• Stated exercise A:
Copy the stretch of the passage on wavelength-variable lasers from "The structure of" through "the waveguide direction.".

• Document text:
*****
The DBR laser can cause a wavelength of about 5 nm to be variable by simultaneously changing the DBR current and the phase adjustment current. The DBR laser causes the wavelength to be variable by using a refractive index change induced by the injection current as a principle, and hence can enable the wavelength to be variable at a high speed, that is, in microseconds or less.

The external cavity laser is characterized by a wideband wavelength-variable width acquired by using a MEMS mirror, and can enable the wavelength to be variable to the extent of 100 nm in principle. However, when a semiconductor is used as the gain medium, the wavelength is variable by about 60 nm in actuality because the gain band is limited. In the external cavity laser, the MEMS mirror is mechanically moved, and hence the wavelength sweeping requires about milliseconds.

In consideration of the above, the DBR laser that can enable the wavelength to be variable with a higher speed is conceived to be suitable for gas sensing. In the abovementioned type of sensing, it is preferred that the range by which the wavelength is variable be wider. For example, in the DBR laser, a state in which the wavelength is continuously variable by 5 nm or more is realized (see NPL 1). In the technology above, the same power source is resistively divided, and currents are synchronized and injected into the DBR region and the phase adjustment region of the DBR laser, to thereby enable the wavelength to be variable by 5.6 nm. In NPL 2, control is performed by separate power sources in which the DBR current and the phase adjustment current of the DBR laser are synchronized with each other. The control method of NPL 1 and the control method of NPL 2 are essentially the same.

CITATION LIST

Non Patent Literature

• NPL 1—T. Kanai et al., “First Demonstration of 2 μm Wavelength-variable Distributed Bragg Reflector Laser Diode”, International Semiconductor Laser Conference, TuB4, 2016.
• NPL 2—M. Abe et al., “4-nm continuous rapid sweeping spectroscopy in 2-μm band using distributed Bragg reflector laser”, Applied Physics B, 123:260, 2017.

SUMMARY

Technical Problem

The structure of a wavelength-variable laser according to a DBR laser is described with reference to FIG. 5. In the wavelength-variable laser, a rear DBR region 321, a phase adjustment region 322, a laser active region 323, a front DBR region 324, and an amplification region 325 are arranged in the waveguide direction.

The regions share a semiconductor substrate 301. In the rear DBR region 321 and the phase adjustment region 322, a core 302 formed by a bulk semiconductor is formed on the semiconductor substrate 301. In the rear DBR region 321, a grating 303 is formed on the core 302.

In the laser active region 323, an active layer 304 having a multi-quantum well structure is formed on the semiconductor substrate 301.

In the front DBR region 324, a core 305 formed by a bulk semiconductor is formed on the semiconductor substrate 301, and a grating 306 is formed on the core 305.

In the amplification region 325, an active layer 307 having a multi-quantum well structure is formed on the semiconductor substrate 301.

An overclad 308 is formed in the regions in a sharing manner.

A common electrode 310 is formed on the rear side of the semiconductor substrate 301. A first electrode 311 is formed on the overclad 308 in the rear DBR region 321. A second electrode 312 is formed on the overclad 308 in the phase adjustment region 322. A third electrode 313 is formed on the overclad 308 in the laser active region 323. A fourth electrode 314 is formed on the overclad 308 in the front DBR region 324. A fifth electrode 315 is formed on the overclad 308 in the amplification region 325.
*****
• Recorded information:
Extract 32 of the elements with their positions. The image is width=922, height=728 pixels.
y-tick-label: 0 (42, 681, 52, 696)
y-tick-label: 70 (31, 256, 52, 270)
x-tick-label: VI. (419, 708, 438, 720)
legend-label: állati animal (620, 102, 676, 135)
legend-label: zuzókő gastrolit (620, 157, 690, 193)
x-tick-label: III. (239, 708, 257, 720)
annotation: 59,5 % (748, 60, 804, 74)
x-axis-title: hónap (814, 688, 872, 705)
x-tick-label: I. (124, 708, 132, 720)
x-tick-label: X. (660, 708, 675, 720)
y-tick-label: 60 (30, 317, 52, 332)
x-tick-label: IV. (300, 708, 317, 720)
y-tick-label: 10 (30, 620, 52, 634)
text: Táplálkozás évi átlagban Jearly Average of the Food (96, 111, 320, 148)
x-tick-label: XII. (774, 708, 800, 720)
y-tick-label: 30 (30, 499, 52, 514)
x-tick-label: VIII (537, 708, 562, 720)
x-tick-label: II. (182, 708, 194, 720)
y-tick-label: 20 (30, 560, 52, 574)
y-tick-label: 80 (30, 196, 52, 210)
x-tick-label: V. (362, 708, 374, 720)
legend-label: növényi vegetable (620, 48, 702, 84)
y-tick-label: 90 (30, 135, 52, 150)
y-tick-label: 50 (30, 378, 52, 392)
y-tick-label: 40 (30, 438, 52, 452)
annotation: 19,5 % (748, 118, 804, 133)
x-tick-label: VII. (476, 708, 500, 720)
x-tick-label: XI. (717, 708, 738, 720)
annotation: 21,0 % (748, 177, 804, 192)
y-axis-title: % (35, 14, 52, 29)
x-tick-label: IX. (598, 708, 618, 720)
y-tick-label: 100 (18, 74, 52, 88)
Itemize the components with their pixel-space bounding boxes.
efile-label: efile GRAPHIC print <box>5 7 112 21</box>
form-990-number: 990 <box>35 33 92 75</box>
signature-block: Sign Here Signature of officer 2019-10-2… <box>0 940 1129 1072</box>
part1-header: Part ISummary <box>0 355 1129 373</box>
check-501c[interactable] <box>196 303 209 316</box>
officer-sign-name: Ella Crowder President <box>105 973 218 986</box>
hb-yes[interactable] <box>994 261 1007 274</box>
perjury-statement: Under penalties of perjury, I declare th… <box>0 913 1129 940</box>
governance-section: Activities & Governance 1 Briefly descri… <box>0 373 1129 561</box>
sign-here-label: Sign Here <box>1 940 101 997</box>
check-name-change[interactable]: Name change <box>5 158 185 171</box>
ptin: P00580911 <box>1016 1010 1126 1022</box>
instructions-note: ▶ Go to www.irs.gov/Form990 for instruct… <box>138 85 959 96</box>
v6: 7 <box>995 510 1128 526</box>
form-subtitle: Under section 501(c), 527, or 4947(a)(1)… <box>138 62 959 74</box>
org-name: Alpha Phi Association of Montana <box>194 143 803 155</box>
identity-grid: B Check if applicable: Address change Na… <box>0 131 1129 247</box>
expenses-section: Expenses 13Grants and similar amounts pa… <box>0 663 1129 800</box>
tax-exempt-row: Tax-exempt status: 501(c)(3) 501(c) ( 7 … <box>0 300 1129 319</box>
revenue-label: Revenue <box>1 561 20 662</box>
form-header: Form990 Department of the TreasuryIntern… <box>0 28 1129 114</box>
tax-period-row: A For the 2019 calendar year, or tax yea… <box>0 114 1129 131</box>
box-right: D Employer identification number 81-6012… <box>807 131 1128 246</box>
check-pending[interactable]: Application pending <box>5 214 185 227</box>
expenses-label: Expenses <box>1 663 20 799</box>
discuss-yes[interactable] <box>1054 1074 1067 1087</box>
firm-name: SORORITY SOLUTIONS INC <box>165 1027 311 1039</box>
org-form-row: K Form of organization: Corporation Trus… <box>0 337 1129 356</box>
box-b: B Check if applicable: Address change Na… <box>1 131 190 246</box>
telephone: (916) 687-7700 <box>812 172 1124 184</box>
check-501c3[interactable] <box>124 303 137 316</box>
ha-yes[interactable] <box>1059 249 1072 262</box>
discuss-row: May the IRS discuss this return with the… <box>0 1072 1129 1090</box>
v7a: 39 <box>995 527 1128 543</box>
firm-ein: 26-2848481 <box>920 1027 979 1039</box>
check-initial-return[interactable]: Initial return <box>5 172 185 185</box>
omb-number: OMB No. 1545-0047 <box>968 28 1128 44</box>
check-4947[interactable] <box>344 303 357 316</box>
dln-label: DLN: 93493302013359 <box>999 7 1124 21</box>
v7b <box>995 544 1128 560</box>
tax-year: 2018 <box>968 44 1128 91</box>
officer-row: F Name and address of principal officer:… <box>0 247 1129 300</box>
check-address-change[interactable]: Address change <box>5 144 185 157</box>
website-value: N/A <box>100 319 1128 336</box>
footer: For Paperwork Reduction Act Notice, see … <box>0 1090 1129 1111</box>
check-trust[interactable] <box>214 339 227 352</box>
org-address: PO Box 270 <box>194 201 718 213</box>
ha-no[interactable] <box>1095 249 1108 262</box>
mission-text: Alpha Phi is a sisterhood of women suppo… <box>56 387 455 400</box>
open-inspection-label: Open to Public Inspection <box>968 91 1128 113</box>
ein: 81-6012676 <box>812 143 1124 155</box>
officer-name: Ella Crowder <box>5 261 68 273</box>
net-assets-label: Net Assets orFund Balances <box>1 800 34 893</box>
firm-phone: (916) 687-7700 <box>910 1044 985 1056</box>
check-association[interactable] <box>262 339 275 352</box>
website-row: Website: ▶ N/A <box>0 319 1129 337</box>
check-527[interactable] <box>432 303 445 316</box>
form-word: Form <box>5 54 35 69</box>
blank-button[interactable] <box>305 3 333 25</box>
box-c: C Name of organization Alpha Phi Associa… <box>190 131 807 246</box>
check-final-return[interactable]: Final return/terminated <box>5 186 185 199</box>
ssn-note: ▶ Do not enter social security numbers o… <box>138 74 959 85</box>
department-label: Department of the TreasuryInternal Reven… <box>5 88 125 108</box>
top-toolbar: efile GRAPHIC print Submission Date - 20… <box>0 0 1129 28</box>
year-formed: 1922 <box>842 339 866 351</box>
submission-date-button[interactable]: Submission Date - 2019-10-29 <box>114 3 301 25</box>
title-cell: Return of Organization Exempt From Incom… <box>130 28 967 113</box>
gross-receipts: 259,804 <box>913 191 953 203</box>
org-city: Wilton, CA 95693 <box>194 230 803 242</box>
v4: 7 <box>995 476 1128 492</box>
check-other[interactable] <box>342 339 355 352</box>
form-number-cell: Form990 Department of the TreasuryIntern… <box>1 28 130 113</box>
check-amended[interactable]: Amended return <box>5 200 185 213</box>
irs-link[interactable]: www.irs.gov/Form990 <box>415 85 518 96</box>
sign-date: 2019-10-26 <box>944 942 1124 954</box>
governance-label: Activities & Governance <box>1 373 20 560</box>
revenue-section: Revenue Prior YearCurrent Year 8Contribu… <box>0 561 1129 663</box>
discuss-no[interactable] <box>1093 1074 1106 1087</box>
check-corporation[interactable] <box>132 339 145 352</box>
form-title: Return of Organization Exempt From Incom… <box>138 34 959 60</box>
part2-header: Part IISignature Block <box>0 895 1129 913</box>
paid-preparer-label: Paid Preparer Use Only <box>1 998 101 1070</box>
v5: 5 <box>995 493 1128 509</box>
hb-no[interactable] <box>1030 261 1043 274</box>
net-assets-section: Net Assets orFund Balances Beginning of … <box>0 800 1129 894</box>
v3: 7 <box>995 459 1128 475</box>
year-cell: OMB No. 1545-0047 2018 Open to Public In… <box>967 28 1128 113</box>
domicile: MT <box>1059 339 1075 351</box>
*****
• Stated exercise B:
Reproduce the stretch of rows from the first row through the line containing "y-axis-title: % (35, 14, 52, 29)", swapping "annotation" for "callout" and changing nothing else. Give only those lines.

• Correct answer A:
The structure of a wavelength-variable laser according to a DBR laser is described with reference to FIG. 5. In the wavelength-variable laser, a rear DBR region 321, a phase adjustment region 322, a laser active region 323, a front DBR region 324, and an amplification region 325 are arranged in the waveguide direction.

• Correct answer B:
Extract 32 of the elements with their positions. The image is width=922, height=728 pixels.
y-tick-label: 0 (42, 681, 52, 696)
y-tick-label: 70 (31, 256, 52, 270)
x-tick-label: VI. (419, 708, 438, 720)
legend-label: állati animal (620, 102, 676, 135)
legend-label: zuzókő gastrolit (620, 157, 690, 193)
x-tick-label: III. (239, 708, 257, 720)
callout: 59,5 % (748, 60, 804, 74)
x-axis-title: hónap (814, 688, 872, 705)
x-tick-label: I. (124, 708, 132, 720)
x-tick-label: X. (660, 708, 675, 720)
y-tick-label: 60 (30, 317, 52, 332)
x-tick-label: IV. (300, 708, 317, 720)
y-tick-label: 10 (30, 620, 52, 634)
text: Táplálkozás évi átlagban Jearly Average of the Food (96, 111, 320, 148)
x-tick-label: XII. (774, 708, 800, 720)
y-tick-label: 30 (30, 499, 52, 514)
x-tick-label: VIII (537, 708, 562, 720)
x-tick-label: II. (182, 708, 194, 720)
y-tick-label: 20 (30, 560, 52, 574)
y-tick-label: 80 (30, 196, 52, 210)
x-tick-label: V. (362, 708, 374, 720)
legend-label: növényi vegetable (620, 48, 702, 84)
y-tick-label: 90 (30, 135, 52, 150)
y-tick-label: 50 (30, 378, 52, 392)
y-tick-label: 40 (30, 438, 52, 452)
callout: 19,5 % (748, 118, 804, 133)
x-tick-label: VII. (476, 708, 500, 720)
x-tick-label: XI. (717, 708, 738, 720)
callout: 21,0 % (748, 177, 804, 192)
y-axis-title: % (35, 14, 52, 29)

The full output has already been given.